-- begin TASK MATERIAL --

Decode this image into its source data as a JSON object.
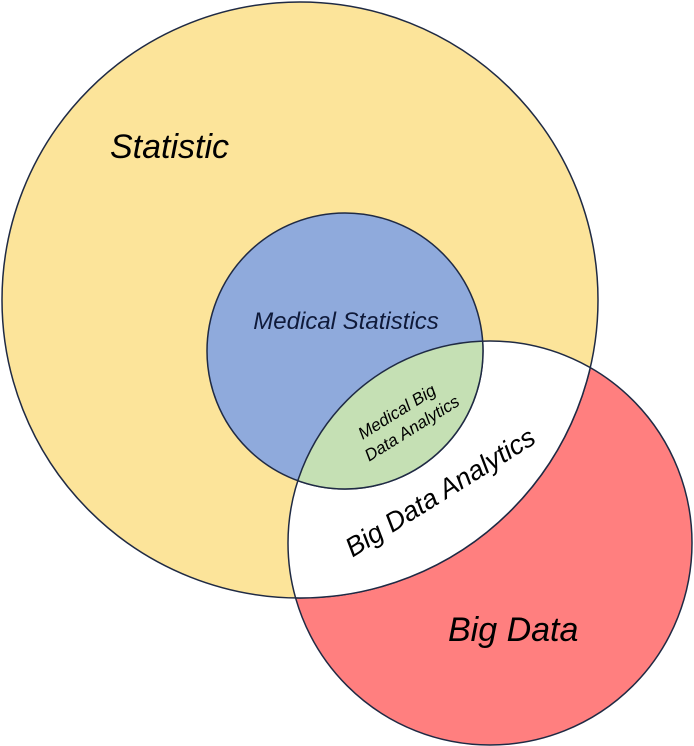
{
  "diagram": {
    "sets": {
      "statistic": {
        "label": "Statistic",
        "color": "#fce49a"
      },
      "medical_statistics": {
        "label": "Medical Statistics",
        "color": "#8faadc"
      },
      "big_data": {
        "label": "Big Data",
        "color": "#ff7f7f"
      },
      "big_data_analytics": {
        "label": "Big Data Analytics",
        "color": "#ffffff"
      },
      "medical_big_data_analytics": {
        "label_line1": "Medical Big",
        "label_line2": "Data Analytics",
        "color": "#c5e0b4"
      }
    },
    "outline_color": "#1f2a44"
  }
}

-- end TASK MATERIAL --
-- begin TASK MATERIAL --

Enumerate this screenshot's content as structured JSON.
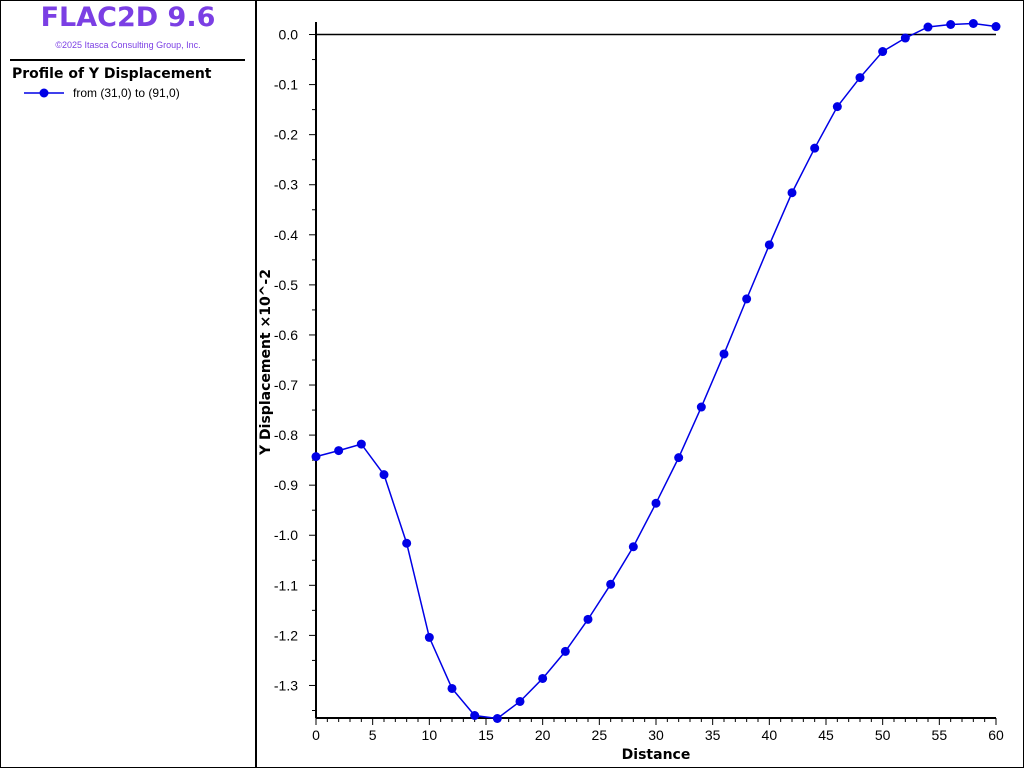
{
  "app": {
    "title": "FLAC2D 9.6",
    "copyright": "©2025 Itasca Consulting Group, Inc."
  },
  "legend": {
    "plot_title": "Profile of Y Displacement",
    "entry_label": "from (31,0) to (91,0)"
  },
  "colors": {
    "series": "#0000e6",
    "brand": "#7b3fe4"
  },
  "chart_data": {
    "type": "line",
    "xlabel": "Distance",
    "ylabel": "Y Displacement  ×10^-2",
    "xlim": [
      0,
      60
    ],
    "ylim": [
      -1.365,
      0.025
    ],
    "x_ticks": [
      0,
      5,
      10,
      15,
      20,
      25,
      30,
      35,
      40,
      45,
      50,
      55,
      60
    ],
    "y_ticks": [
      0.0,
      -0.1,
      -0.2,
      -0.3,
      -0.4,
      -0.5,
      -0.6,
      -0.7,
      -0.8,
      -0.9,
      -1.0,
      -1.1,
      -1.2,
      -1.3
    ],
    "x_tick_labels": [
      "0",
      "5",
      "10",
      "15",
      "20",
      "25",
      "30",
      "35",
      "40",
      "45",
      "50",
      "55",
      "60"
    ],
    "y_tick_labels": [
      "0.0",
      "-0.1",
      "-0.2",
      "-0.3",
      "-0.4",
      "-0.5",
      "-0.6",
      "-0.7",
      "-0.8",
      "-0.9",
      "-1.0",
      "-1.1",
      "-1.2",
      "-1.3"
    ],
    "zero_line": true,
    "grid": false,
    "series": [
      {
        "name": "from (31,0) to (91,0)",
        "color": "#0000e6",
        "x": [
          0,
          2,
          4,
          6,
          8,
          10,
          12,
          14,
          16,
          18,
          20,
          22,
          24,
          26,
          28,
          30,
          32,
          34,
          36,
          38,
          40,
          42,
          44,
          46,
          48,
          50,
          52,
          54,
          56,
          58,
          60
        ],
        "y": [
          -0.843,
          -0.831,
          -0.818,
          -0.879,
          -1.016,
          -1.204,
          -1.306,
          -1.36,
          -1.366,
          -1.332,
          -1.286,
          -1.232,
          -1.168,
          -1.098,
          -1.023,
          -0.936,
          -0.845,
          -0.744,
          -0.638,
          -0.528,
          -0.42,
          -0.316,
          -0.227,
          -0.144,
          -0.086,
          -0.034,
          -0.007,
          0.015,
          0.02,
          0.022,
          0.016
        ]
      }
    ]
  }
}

-- end TASK MATERIAL --

▶ _AIM_
Scan the entries above for the word "JSON" and collect each line holding it.

▶ _WRITTEN REPLY_
Decode this image into its source data as a JSON object.
Enumerate this screenshot's content as structured JSON.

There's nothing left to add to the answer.